MATERIAL FOR THIS EXERCISE
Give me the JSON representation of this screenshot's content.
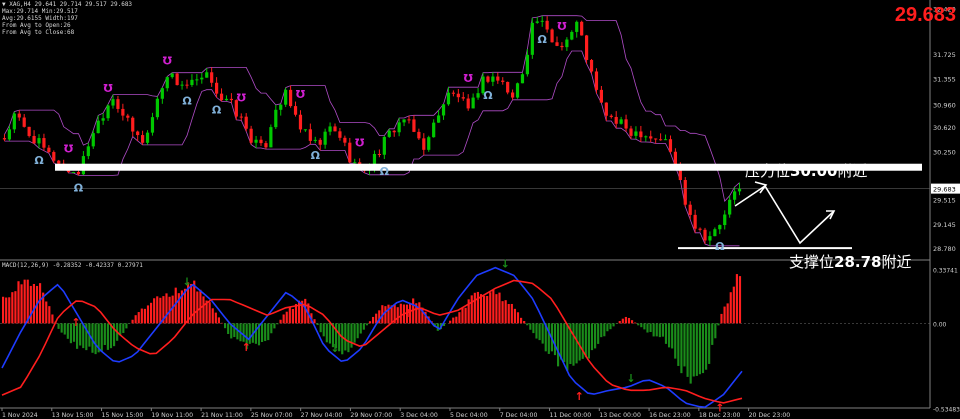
{
  "header": {
    "symbol_line": "▼ XAG,H4   29.641 29.714 29.517 29.683",
    "stats": [
      "Max:29.714 Min:29.517",
      "Avg:29.6155 Width:197",
      "From Avg to Open:26",
      "From Avg to Close:68"
    ],
    "current_price": "29.683"
  },
  "annotations": {
    "resistance_prefix": "压力位",
    "resistance_value": "30.00",
    "resistance_suffix": "附近",
    "support_prefix": "支撑位",
    "support_value": "28.78",
    "support_suffix": "附近"
  },
  "macd_title": "MACD(12,26,9) -0.28352 -0.42337 0.27971",
  "colors": {
    "background": "#000000",
    "bull": "#00c800",
    "bear": "#ff1e1e",
    "band": "#b04cc8",
    "macd_line": "#1e3cff",
    "signal_line": "#ff1e1e",
    "hist_pos": "#ff1e1e",
    "hist_neg": "#1a8c1a",
    "fractal_up": "#d020d0",
    "fractal_down": "#80b0d8",
    "level": "#ffffff"
  },
  "chart_data": [
    {
      "type": "candlestick",
      "symbol": "XAG",
      "timeframe": "H4",
      "ylim": [
        28.63,
        32.5
      ],
      "y_ticks": [
        "32.420",
        "31.725",
        "31.355",
        "30.960",
        "30.620",
        "30.250",
        "29.683",
        "29.515",
        "29.145",
        "28.780"
      ],
      "x_ticks": [
        "1 Nov 2024",
        "13 Nov 15:00",
        "15 Nov 15:00",
        "19 Nov 11:00",
        "21 Nov 11:00",
        "25 Nov 07:00",
        "27 Nov 04:00",
        "29 Nov 07:00",
        "3 Dec 04:00",
        "5 Dec 04:00",
        "7 Dec 04:00",
        "11 Dec 00:00",
        "13 Dec 00:00",
        "16 Dec 23:00",
        "18 Dec 23:00",
        "20 Dec 23:00"
      ],
      "close_path": [
        30.45,
        30.8,
        30.55,
        30.4,
        30.2,
        30.1,
        29.95,
        29.95,
        30.5,
        30.8,
        31.1,
        30.8,
        30.5,
        30.4,
        30.95,
        31.45,
        31.3,
        31.25,
        31.3,
        31.4,
        31.05,
        30.95,
        30.7,
        30.4,
        30.25,
        30.9,
        31.1,
        30.75,
        30.45,
        30.3,
        30.6,
        30.5,
        30.15,
        29.95,
        30.1,
        30.35,
        30.6,
        30.75,
        30.5,
        30.3,
        30.8,
        31.1,
        31.1,
        30.8,
        31.3,
        31.4,
        31.3,
        31.05,
        31.5,
        32.3,
        32.1,
        31.85,
        31.95,
        32.2,
        31.6,
        31.0,
        30.75,
        30.65,
        30.55,
        30.55,
        30.45,
        30.45,
        30.1,
        29.5,
        29.1,
        28.95,
        29.05,
        29.45,
        29.683
      ],
      "resistance_level": 30.0,
      "support_level": 28.78,
      "current_price": 29.683
    },
    {
      "type": "macd",
      "params": "MACD(12,26,9)",
      "values": [
        -0.28352,
        -0.42337,
        0.27971
      ],
      "ylim": [
        -0.5435,
        0.36
      ],
      "y_ticks": [
        "0.33741",
        "0.00",
        "-0.53483"
      ],
      "macd_path": [
        -0.28,
        -0.05,
        0.15,
        0.25,
        0.05,
        -0.15,
        -0.25,
        -0.2,
        -0.05,
        0.1,
        0.25,
        0.15,
        0.0,
        -0.1,
        0.05,
        0.2,
        0.1,
        -0.15,
        -0.25,
        -0.15,
        0.05,
        0.15,
        0.1,
        -0.05,
        0.15,
        0.3,
        0.35,
        0.3,
        0.15,
        -0.1,
        -0.35,
        -0.45,
        -0.42,
        -0.4,
        -0.35,
        -0.4,
        -0.5,
        -0.53,
        -0.45,
        -0.3
      ],
      "signal_path": [
        -0.45,
        -0.4,
        -0.2,
        0.05,
        0.15,
        0.1,
        -0.05,
        -0.15,
        -0.2,
        -0.1,
        0.05,
        0.15,
        0.15,
        0.1,
        0.05,
        0.1,
        0.12,
        0.05,
        -0.1,
        -0.15,
        -0.05,
        0.05,
        0.1,
        0.05,
        0.08,
        0.15,
        0.22,
        0.27,
        0.25,
        0.15,
        -0.05,
        -0.25,
        -0.38,
        -0.42,
        -0.42,
        -0.4,
        -0.42,
        -0.47,
        -0.5,
        -0.47
      ],
      "histogram_path": [
        0.15,
        0.25,
        0.22,
        -0.05,
        -0.15,
        -0.18,
        -0.12,
        0.05,
        0.15,
        0.2,
        0.25,
        0.12,
        -0.08,
        -0.15,
        -0.1,
        0.08,
        0.15,
        -0.1,
        -0.2,
        -0.05,
        0.1,
        0.12,
        0.15,
        -0.05,
        0.05,
        0.18,
        0.2,
        0.1,
        -0.05,
        -0.2,
        -0.3,
        -0.2,
        -0.05,
        0.05,
        -0.05,
        -0.1,
        -0.3,
        -0.38,
        0.05,
        0.32
      ]
    }
  ]
}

WHAT TO WORK ON
Repeat the material above word for word and skip every image in it.

RESULT OF THIS TASK
Give me the JSON representation of this screenshot's content.
{
  "header": {
    "symbol_line": "▼ XAG,H4   29.641 29.714 29.517 29.683",
    "stats": [
      "Max:29.714 Min:29.517",
      "Avg:29.6155 Width:197",
      "From Avg to Open:26",
      "From Avg to Close:68"
    ],
    "current_price": "29.683"
  },
  "annotations": {
    "resistance_prefix": "压力位",
    "resistance_value": "30.00",
    "resistance_suffix": "附近",
    "support_prefix": "支撑位",
    "support_value": "28.78",
    "support_suffix": "附近"
  },
  "macd_title": "MACD(12,26,9) -0.28352 -0.42337 0.27971",
  "colors": {
    "background": "#000000",
    "bull": "#00c800",
    "bear": "#ff1e1e",
    "band": "#b04cc8",
    "macd_line": "#1e3cff",
    "signal_line": "#ff1e1e",
    "hist_pos": "#ff1e1e",
    "hist_neg": "#1a8c1a",
    "fractal_up": "#d020d0",
    "fractal_down": "#80b0d8",
    "level": "#ffffff"
  },
  "chart_data": [
    {
      "type": "candlestick",
      "symbol": "XAG",
      "timeframe": "H4",
      "ylim": [
        28.63,
        32.5
      ],
      "y_ticks": [
        "32.420",
        "31.725",
        "31.355",
        "30.960",
        "30.620",
        "30.250",
        "29.683",
        "29.515",
        "29.145",
        "28.780"
      ],
      "x_ticks": [
        "1 Nov 2024",
        "13 Nov 15:00",
        "15 Nov 15:00",
        "19 Nov 11:00",
        "21 Nov 11:00",
        "25 Nov 07:00",
        "27 Nov 04:00",
        "29 Nov 07:00",
        "3 Dec 04:00",
        "5 Dec 04:00",
        "7 Dec 04:00",
        "11 Dec 00:00",
        "13 Dec 00:00",
        "16 Dec 23:00",
        "18 Dec 23:00",
        "20 Dec 23:00"
      ],
      "close_path": [
        30.45,
        30.8,
        30.55,
        30.4,
        30.2,
        30.1,
        29.95,
        29.95,
        30.5,
        30.8,
        31.1,
        30.8,
        30.5,
        30.4,
        30.95,
        31.45,
        31.3,
        31.25,
        31.3,
        31.4,
        31.05,
        30.95,
        30.7,
        30.4,
        30.25,
        30.9,
        31.1,
        30.75,
        30.45,
        30.3,
        30.6,
        30.5,
        30.15,
        29.95,
        30.1,
        30.35,
        30.6,
        30.75,
        30.5,
        30.3,
        30.8,
        31.1,
        31.1,
        30.8,
        31.3,
        31.4,
        31.3,
        31.05,
        31.5,
        32.3,
        32.1,
        31.85,
        31.95,
        32.2,
        31.6,
        31.0,
        30.75,
        30.65,
        30.55,
        30.55,
        30.45,
        30.45,
        30.1,
        29.5,
        29.1,
        28.95,
        29.05,
        29.45,
        29.683
      ],
      "resistance_level": 30.0,
      "support_level": 28.78,
      "current_price": 29.683
    },
    {
      "type": "macd",
      "params": "MACD(12,26,9)",
      "values": [
        -0.28352,
        -0.42337,
        0.27971
      ],
      "ylim": [
        -0.5435,
        0.36
      ],
      "y_ticks": [
        "0.33741",
        "0.00",
        "-0.53483"
      ],
      "macd_path": [
        -0.28,
        -0.05,
        0.15,
        0.25,
        0.05,
        -0.15,
        -0.25,
        -0.2,
        -0.05,
        0.1,
        0.25,
        0.15,
        0.0,
        -0.1,
        0.05,
        0.2,
        0.1,
        -0.15,
        -0.25,
        -0.15,
        0.05,
        0.15,
        0.1,
        -0.05,
        0.15,
        0.3,
        0.35,
        0.3,
        0.15,
        -0.1,
        -0.35,
        -0.45,
        -0.42,
        -0.4,
        -0.35,
        -0.4,
        -0.5,
        -0.53,
        -0.45,
        -0.3
      ],
      "signal_path": [
        -0.45,
        -0.4,
        -0.2,
        0.05,
        0.15,
        0.1,
        -0.05,
        -0.15,
        -0.2,
        -0.1,
        0.05,
        0.15,
        0.15,
        0.1,
        0.05,
        0.1,
        0.12,
        0.05,
        -0.1,
        -0.15,
        -0.05,
        0.05,
        0.1,
        0.05,
        0.08,
        0.15,
        0.22,
        0.27,
        0.25,
        0.15,
        -0.05,
        -0.25,
        -0.38,
        -0.42,
        -0.42,
        -0.4,
        -0.42,
        -0.47,
        -0.5,
        -0.47
      ],
      "histogram_path": [
        0.15,
        0.25,
        0.22,
        -0.05,
        -0.15,
        -0.18,
        -0.12,
        0.05,
        0.15,
        0.2,
        0.25,
        0.12,
        -0.08,
        -0.15,
        -0.1,
        0.08,
        0.15,
        -0.1,
        -0.2,
        -0.05,
        0.1,
        0.12,
        0.15,
        -0.05,
        0.05,
        0.18,
        0.2,
        0.1,
        -0.05,
        -0.2,
        -0.3,
        -0.2,
        -0.05,
        0.05,
        -0.05,
        -0.1,
        -0.3,
        -0.38,
        0.05,
        0.32
      ]
    }
  ]
}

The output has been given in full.